- **EXERCISE REQUIREMENTS**: Find the line that contains "Read all visible content and emit it as JSON.". Output it and every line after it to the end of the records, exactly as they appear.

——————————

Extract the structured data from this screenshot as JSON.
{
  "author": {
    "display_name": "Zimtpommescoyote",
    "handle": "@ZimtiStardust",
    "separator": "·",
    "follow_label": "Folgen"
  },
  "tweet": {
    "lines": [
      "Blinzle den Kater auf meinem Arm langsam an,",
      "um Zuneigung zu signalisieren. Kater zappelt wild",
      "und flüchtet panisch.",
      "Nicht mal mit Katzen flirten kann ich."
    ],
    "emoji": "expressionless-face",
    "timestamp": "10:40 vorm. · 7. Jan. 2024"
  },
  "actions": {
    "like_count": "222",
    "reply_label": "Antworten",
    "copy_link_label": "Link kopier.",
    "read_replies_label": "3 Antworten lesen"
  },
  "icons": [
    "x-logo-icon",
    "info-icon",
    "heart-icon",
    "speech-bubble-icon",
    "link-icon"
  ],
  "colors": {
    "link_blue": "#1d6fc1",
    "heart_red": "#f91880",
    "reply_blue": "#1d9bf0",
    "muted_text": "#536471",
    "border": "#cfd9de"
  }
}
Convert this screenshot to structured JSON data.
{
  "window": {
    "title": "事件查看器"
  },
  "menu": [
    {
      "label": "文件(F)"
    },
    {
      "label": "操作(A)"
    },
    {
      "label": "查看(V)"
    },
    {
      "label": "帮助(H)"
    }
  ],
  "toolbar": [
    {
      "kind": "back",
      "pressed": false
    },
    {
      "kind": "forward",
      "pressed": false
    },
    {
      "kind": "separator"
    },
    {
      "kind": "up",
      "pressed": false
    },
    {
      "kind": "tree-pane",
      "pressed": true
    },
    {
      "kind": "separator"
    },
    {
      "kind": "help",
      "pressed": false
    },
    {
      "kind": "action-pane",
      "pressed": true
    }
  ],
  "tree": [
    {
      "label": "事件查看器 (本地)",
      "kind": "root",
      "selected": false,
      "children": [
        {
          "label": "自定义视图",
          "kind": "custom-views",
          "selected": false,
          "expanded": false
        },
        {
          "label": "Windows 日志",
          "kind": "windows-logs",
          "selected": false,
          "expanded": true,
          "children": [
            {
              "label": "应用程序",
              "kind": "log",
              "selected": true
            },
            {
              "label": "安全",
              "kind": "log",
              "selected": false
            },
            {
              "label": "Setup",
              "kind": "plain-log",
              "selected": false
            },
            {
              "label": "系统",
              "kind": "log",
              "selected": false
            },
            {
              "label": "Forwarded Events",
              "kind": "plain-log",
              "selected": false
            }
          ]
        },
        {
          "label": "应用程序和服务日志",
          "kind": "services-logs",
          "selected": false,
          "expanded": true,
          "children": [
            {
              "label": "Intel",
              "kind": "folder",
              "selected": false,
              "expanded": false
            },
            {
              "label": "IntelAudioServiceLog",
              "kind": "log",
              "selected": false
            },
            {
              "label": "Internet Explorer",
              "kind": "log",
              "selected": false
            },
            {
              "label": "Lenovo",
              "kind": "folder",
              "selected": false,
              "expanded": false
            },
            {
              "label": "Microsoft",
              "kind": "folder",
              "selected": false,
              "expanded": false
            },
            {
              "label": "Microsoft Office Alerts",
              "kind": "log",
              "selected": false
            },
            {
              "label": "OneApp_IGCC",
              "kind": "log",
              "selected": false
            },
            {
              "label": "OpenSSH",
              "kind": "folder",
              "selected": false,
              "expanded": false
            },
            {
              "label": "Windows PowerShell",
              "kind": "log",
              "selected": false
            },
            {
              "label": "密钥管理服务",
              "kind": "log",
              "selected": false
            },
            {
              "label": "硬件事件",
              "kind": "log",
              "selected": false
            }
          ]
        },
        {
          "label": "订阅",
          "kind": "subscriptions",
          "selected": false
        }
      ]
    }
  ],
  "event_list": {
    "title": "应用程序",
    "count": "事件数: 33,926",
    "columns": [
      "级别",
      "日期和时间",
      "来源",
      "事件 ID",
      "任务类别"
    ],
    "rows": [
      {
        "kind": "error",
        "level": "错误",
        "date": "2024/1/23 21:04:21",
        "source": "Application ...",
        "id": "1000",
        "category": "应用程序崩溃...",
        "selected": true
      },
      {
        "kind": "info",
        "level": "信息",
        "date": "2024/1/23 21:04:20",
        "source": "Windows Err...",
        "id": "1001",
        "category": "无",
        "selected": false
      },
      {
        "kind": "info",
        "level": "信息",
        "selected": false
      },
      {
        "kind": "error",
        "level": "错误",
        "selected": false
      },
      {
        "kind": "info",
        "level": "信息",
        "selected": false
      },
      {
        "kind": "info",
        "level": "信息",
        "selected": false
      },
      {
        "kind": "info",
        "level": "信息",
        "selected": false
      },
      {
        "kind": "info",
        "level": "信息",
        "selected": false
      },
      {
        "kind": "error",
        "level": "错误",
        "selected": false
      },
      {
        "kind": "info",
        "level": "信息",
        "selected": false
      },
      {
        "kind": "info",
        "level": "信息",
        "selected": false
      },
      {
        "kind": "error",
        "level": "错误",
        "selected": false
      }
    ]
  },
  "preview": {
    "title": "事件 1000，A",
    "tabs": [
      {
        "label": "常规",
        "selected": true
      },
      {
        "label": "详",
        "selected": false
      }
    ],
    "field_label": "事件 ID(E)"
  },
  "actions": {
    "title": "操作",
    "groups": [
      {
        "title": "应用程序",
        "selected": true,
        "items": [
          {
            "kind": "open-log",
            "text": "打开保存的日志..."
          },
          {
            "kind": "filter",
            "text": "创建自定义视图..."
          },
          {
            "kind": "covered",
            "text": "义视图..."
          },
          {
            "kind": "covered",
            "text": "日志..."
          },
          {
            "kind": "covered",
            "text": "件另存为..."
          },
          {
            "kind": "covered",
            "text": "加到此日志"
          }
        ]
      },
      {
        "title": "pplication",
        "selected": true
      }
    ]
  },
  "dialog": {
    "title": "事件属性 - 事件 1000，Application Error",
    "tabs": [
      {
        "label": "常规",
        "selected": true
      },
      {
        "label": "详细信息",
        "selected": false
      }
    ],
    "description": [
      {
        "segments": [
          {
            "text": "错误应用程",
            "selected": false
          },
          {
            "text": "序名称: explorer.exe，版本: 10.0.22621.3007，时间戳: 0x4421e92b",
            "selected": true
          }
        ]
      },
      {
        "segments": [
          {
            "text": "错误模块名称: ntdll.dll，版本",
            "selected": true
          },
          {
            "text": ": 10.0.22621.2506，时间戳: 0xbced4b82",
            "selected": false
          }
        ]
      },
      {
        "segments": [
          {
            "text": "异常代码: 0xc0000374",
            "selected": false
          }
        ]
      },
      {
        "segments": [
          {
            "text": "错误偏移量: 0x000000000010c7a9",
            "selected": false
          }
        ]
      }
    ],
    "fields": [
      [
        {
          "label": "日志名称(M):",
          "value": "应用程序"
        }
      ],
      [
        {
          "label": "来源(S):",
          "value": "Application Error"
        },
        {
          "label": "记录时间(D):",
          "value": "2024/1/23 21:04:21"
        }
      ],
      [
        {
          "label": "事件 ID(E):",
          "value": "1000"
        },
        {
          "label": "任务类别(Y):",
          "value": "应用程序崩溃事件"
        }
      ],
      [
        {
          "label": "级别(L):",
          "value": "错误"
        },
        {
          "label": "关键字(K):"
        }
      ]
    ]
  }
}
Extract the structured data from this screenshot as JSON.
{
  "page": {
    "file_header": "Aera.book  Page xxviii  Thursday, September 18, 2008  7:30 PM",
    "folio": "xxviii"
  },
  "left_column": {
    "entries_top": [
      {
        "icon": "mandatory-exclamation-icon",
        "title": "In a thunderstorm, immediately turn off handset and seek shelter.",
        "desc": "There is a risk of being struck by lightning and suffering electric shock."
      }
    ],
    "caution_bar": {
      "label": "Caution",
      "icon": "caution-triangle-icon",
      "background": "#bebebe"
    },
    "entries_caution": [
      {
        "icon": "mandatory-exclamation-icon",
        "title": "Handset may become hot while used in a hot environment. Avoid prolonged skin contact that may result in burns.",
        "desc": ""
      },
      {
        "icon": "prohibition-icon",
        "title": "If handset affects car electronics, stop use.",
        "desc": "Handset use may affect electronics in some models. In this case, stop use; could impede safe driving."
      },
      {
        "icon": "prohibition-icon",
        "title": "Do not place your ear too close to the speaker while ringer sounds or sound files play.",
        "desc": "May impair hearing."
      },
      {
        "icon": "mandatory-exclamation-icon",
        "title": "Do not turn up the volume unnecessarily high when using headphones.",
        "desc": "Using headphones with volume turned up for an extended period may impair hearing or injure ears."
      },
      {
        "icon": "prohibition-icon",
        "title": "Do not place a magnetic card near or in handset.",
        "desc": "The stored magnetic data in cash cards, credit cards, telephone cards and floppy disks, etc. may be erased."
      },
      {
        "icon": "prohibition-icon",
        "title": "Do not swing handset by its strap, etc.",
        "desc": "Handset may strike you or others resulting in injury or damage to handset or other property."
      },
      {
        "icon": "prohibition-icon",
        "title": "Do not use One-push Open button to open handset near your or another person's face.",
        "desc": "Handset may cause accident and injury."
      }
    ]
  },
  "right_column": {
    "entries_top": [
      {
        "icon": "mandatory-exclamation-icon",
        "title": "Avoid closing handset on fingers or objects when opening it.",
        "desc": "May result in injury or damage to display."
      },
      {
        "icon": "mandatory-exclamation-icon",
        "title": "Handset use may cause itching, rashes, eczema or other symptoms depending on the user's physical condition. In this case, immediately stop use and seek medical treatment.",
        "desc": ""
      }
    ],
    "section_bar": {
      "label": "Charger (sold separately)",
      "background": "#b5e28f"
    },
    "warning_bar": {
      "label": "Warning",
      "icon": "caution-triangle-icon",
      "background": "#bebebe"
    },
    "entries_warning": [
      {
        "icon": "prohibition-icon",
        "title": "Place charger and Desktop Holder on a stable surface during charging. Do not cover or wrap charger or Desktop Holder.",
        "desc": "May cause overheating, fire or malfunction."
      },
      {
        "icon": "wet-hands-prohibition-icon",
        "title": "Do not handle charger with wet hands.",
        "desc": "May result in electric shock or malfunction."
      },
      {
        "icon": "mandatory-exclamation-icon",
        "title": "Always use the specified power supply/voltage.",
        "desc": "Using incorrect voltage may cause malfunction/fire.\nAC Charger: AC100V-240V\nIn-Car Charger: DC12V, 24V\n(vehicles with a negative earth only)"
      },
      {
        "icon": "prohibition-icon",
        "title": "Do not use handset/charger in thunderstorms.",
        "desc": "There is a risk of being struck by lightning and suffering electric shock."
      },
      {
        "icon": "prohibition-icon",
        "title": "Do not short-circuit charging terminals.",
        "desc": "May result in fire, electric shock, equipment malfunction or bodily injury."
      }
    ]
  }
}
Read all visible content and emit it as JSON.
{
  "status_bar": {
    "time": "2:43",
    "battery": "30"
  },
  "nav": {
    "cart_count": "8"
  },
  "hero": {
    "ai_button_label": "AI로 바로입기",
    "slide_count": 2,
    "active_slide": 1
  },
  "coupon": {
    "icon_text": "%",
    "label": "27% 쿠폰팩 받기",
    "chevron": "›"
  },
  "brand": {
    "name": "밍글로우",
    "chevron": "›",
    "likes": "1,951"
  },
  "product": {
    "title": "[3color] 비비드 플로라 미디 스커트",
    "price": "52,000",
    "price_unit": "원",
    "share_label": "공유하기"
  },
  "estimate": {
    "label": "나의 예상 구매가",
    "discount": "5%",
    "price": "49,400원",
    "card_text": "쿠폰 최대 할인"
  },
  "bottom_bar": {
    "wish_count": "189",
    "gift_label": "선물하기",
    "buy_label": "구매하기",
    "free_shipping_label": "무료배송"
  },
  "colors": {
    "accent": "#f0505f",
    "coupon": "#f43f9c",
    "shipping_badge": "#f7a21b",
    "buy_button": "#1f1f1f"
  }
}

——————————

- **PROBLEM SOLUTION**:
Read all visible content and emit it as JSON.
{
  "status_bar": {
    "time": "2:43",
    "battery": "30"
  },
  "nav": {
    "cart_count": "8"
  },
  "hero": {
    "ai_button_label": "AI로 바로입기",
    "slide_count": 2,
    "active_slide": 1
  },
  "coupon": {
    "icon_text": "%",
    "label": "27% 쿠폰팩 받기",
    "chevron": "›"
  },
  "brand": {
    "name": "밍글로우",
    "chevron": "›",
    "likes": "1,951"
  },
  "product": {
    "title": "[3color] 비비드 플로라 미디 스커트",
    "price": "52,000",
    "price_unit": "원",
    "share_label": "공유하기"
  },
  "estimate": {
    "label": "나의 예상 구매가",
    "discount": "5%",
    "price": "49,400원",
    "card_text": "쿠폰 최대 할인"
  },
  "bottom_bar": {
    "wish_count": "189",
    "gift_label": "선물하기",
    "buy_label": "구매하기",
    "free_shipping_label": "무료배송"
  },
  "colors": {
    "accent": "#f0505f",
    "coupon": "#f43f9c",
    "shipping_badge": "#f7a21b",
    "buy_button": "#1f1f1f"
  }
}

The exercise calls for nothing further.